— start DOCUMENT —
Building upon their past experiences, Karachiites always anticipate the worst, which only makes it easier for political parties and religious organizations to shut down the city at will. Increasingly, the various contenders to street power don’t even need to resort to coercive measures to bring the city to a halt—and when violence does erupt, it often amounts to a show of strength by local power holders rather than to an attempt at overcoming significant resistance from the public.

As demonstrated by the reactions of millions of Karachi’s people following the announcement of MQM chief Altaf Hussain’s recent arrest by London police, the residents of Karachi have learnt to anticipate disturbances and act preventively to avoid being caught in the midst of street battles or being stranded at work while the city burns. These safety procedures are premised on an ability to divine the city through the decryption of signs, clues, moods, and rumors—always fluid and uncertain, and thus prone to misinterpretation. This perspective on urban life amounts to an art of survival, which consists of reading the environment (faza) and anticipating potentially life-threatening situations (haalaat). As such, it is a tool of social navigation on a volatile terrain: it does not only interpret the city but informs actual practices, and in particular certain ways to move safely across the city.

The knowledge acquired by battle-weary Karachiites over decades of political turmoil should not be mistaken for a sign of resilience, though. When the adult male population of Lyari, for instance, feels constrained to be accompanied by a child or a female relative to circulate safely within the neighborhood or across the city (by assuming that this co-presence will soften local gangsters and potential target-killers affiliated with other ethnic groups), they do not display their creative imagination or their ability to bounce back against all odds. Rather, they painfully compromise their idea of adulthood and manhood to cope with a dangerous environment they have no control over, and which causes them severe distress.
— end DOCUMENT —
— start ROWS —
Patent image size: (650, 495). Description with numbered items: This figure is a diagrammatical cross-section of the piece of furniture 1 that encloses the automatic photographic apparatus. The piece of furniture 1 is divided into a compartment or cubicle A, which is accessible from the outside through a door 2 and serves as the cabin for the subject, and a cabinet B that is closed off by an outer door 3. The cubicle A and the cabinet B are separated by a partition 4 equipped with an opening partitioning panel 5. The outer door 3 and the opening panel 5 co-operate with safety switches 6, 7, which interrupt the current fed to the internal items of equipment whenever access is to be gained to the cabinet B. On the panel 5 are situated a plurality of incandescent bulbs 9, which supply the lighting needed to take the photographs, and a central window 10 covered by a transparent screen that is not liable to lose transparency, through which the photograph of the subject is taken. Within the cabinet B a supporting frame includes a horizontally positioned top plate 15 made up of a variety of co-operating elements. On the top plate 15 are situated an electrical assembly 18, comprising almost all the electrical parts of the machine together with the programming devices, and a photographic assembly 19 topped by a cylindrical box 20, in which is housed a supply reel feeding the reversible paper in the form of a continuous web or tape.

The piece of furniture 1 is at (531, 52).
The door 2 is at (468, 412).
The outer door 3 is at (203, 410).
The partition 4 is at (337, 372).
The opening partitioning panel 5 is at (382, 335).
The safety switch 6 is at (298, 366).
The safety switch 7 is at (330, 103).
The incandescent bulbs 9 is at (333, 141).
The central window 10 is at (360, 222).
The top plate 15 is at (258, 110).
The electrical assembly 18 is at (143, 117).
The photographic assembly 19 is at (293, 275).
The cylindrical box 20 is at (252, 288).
— end ROWS —
**REQUIREMENTS:**
1. In the Karachi text, what two things does the art of survival consist of?
2. Switch "diagrammatical" to "schematic" throughout the records, leaving everything else unchanged.

**ANSWER LIST:**
1. Reading the environment (faza) and anticipating potentially life-threatening situations (haalaat).

2.
Patent image size: (650, 495). Description with numbered items: This figure is a schematic cross-section of the piece of furniture 1 that encloses the automatic photographic apparatus. The piece of furniture 1 is divided into a compartment or cubicle A, which is accessible from the outside through a door 2 and serves as the cabin for the subject, and a cabinet B that is closed off by an outer door 3. The cubicle A and the cabinet B are separated by a partition 4 equipped with an opening partitioning panel 5. The outer door 3 and the opening panel 5 co-operate with safety switches 6, 7, which interrupt the current fed to the internal items of equipment whenever access is to be gained to the cabinet B. On the panel 5 are situated a plurality of incandescent bulbs 9, which supply the lighting needed to take the photographs, and a central window 10 covered by a transparent screen that is not liable to lose transparency, through which the photograph of the subject is taken. Within the cabinet B a supporting frame includes a horizontally positioned top plate 15 made up of a variety of co-operating elements. On the top plate 15 are situated an electrical assembly 18, comprising almost all the electrical parts of the machine together with the programming devices, and a photographic assembly 19 topped by a cylindrical box 20, in which is housed a supply reel feeding the reversible paper in the form of a continuous web or tape.

The piece of furniture 1 is at (531, 52).
The door 2 is at (468, 412).
The outer door 3 is at (203, 410).
The partition 4 is at (337, 372).
The opening partitioning panel 5 is at (382, 335).
The safety switch 6 is at (298, 366).
The safety switch 7 is at (330, 103).
The incandescent bulbs 9 is at (333, 141).
The central window 10 is at (360, 222).
The top plate 15 is at (258, 110).
The electrical assembly 18 is at (143, 117).
The photographic assembly 19 is at (293, 275).
The cylindrical box 20 is at (252, 288).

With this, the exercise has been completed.